Data entries for graphics:
>>>>

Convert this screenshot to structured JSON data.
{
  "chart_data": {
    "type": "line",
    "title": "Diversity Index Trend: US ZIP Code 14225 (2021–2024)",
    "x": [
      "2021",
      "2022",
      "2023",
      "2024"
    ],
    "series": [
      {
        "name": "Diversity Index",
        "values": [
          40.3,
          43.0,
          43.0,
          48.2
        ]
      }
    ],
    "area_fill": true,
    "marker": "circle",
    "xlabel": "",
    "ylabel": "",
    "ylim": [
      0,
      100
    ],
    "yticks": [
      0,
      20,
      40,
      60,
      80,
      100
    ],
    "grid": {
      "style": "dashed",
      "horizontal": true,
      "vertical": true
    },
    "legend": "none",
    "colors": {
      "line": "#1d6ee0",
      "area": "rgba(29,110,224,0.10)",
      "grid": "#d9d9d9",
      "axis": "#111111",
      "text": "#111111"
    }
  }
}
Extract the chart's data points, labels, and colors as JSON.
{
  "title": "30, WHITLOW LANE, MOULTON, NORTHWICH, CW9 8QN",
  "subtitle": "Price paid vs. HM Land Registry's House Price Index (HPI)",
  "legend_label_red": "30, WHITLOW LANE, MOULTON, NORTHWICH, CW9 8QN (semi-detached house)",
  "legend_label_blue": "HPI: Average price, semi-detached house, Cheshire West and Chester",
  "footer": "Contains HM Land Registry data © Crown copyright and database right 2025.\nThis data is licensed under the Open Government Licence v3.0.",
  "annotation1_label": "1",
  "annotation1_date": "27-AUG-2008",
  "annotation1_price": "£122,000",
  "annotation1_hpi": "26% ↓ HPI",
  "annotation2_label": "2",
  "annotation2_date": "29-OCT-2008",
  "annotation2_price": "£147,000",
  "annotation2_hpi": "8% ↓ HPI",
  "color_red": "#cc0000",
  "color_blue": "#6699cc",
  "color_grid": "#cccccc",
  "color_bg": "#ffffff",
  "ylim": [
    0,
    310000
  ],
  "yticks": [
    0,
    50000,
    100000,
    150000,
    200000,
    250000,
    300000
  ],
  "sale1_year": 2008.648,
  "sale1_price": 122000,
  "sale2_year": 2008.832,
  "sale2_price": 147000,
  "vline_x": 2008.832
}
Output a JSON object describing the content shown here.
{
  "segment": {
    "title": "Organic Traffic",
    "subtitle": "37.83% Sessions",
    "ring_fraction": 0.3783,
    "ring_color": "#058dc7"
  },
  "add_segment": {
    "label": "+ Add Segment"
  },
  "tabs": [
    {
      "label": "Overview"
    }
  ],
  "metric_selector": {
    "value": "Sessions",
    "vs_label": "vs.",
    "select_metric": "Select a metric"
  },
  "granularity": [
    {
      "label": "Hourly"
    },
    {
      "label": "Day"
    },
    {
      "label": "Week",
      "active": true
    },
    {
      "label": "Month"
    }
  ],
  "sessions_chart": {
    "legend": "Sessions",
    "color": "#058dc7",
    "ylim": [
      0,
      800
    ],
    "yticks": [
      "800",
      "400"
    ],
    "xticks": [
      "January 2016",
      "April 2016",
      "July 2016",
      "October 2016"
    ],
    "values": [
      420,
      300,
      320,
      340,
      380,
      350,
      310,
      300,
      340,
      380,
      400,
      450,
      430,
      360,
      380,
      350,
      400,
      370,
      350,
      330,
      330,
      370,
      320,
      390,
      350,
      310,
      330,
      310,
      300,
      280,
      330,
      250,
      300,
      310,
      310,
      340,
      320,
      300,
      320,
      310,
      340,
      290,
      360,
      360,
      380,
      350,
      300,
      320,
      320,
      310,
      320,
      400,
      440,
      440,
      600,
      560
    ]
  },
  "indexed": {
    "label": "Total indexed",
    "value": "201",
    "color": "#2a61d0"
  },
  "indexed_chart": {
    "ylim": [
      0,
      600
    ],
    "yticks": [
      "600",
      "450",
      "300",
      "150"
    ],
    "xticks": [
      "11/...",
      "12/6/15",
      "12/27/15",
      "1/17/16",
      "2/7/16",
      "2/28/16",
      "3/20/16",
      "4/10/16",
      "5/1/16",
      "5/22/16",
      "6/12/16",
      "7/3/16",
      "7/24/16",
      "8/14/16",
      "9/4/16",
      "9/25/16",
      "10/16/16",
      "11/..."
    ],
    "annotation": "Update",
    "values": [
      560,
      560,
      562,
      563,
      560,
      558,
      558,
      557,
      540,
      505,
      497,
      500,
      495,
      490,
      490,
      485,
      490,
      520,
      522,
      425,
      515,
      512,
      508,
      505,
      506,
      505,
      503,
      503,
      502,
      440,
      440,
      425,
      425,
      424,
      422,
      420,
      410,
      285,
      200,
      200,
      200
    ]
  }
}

<<<<

TASK INSTRUCTIONS: Write every entry out again exactly.

COMPLETED EXERCISE:
Convert this screenshot to structured JSON data.
{
  "chart_data": {
    "type": "line",
    "title": "Diversity Index Trend: US ZIP Code 14225 (2021–2024)",
    "x": [
      "2021",
      "2022",
      "2023",
      "2024"
    ],
    "series": [
      {
        "name": "Diversity Index",
        "values": [
          40.3,
          43.0,
          43.0,
          48.2
        ]
      }
    ],
    "area_fill": true,
    "marker": "circle",
    "xlabel": "",
    "ylabel": "",
    "ylim": [
      0,
      100
    ],
    "yticks": [
      0,
      20,
      40,
      60,
      80,
      100
    ],
    "grid": {
      "style": "dashed",
      "horizontal": true,
      "vertical": true
    },
    "legend": "none",
    "colors": {
      "line": "#1d6ee0",
      "area": "rgba(29,110,224,0.10)",
      "grid": "#d9d9d9",
      "axis": "#111111",
      "text": "#111111"
    }
  }
}
Extract the chart's data points, labels, and colors as JSON.
{
  "title": "30, WHITLOW LANE, MOULTON, NORTHWICH, CW9 8QN",
  "subtitle": "Price paid vs. HM Land Registry's House Price Index (HPI)",
  "legend_label_red": "30, WHITLOW LANE, MOULTON, NORTHWICH, CW9 8QN (semi-detached house)",
  "legend_label_blue": "HPI: Average price, semi-detached house, Cheshire West and Chester",
  "footer": "Contains HM Land Registry data © Crown copyright and database right 2025.\nThis data is licensed under the Open Government Licence v3.0.",
  "annotation1_label": "1",
  "annotation1_date": "27-AUG-2008",
  "annotation1_price": "£122,000",
  "annotation1_hpi": "26% ↓ HPI",
  "annotation2_label": "2",
  "annotation2_date": "29-OCT-2008",
  "annotation2_price": "£147,000",
  "annotation2_hpi": "8% ↓ HPI",
  "color_red": "#cc0000",
  "color_blue": "#6699cc",
  "color_grid": "#cccccc",
  "color_bg": "#ffffff",
  "ylim": [
    0,
    310000
  ],
  "yticks": [
    0,
    50000,
    100000,
    150000,
    200000,
    250000,
    300000
  ],
  "sale1_year": 2008.648,
  "sale1_price": 122000,
  "sale2_year": 2008.832,
  "sale2_price": 147000,
  "vline_x": 2008.832
}
Output a JSON object describing the content shown here.
{
  "segment": {
    "title": "Organic Traffic",
    "subtitle": "37.83% Sessions",
    "ring_fraction": 0.3783,
    "ring_color": "#058dc7"
  },
  "add_segment": {
    "label": "+ Add Segment"
  },
  "tabs": [
    {
      "label": "Overview"
    }
  ],
  "metric_selector": {
    "value": "Sessions",
    "vs_label": "vs.",
    "select_metric": "Select a metric"
  },
  "granularity": [
    {
      "label": "Hourly"
    },
    {
      "label": "Day"
    },
    {
      "label": "Week",
      "active": true
    },
    {
      "label": "Month"
    }
  ],
  "sessions_chart": {
    "legend": "Sessions",
    "color": "#058dc7",
    "ylim": [
      0,
      800
    ],
    "yticks": [
      "800",
      "400"
    ],
    "xticks": [
      "January 2016",
      "April 2016",
      "July 2016",
      "October 2016"
    ],
    "values": [
      420,
      300,
      320,
      340,
      380,
      350,
      310,
      300,
      340,
      380,
      400,
      450,
      430,
      360,
      380,
      350,
      400,
      370,
      350,
      330,
      330,
      370,
      320,
      390,
      350,
      310,
      330,
      310,
      300,
      280,
      330,
      250,
      300,
      310,
      310,
      340,
      320,
      300,
      320,
      310,
      340,
      290,
      360,
      360,
      380,
      350,
      300,
      320,
      320,
      310,
      320,
      400,
      440,
      440,
      600,
      560
    ]
  },
  "indexed": {
    "label": "Total indexed",
    "value": "201",
    "color": "#2a61d0"
  },
  "indexed_chart": {
    "ylim": [
      0,
      600
    ],
    "yticks": [
      "600",
      "450",
      "300",
      "150"
    ],
    "xticks": [
      "11/...",
      "12/6/15",
      "12/27/15",
      "1/17/16",
      "2/7/16",
      "2/28/16",
      "3/20/16",
      "4/10/16",
      "5/1/16",
      "5/22/16",
      "6/12/16",
      "7/3/16",
      "7/24/16",
      "8/14/16",
      "9/4/16",
      "9/25/16",
      "10/16/16",
      "11/..."
    ],
    "annotation": "Update",
    "values": [
      560,
      560,
      562,
      563,
      560,
      558,
      558,
      557,
      540,
      505,
      497,
      500,
      495,
      490,
      490,
      485,
      490,
      520,
      522,
      425,
      515,
      512,
      508,
      505,
      506,
      505,
      503,
      503,
      502,
      440,
      440,
      425,
      425,
      424,
      422,
      420,
      410,
      285,
      200,
      200,
      200
    ]
  }
}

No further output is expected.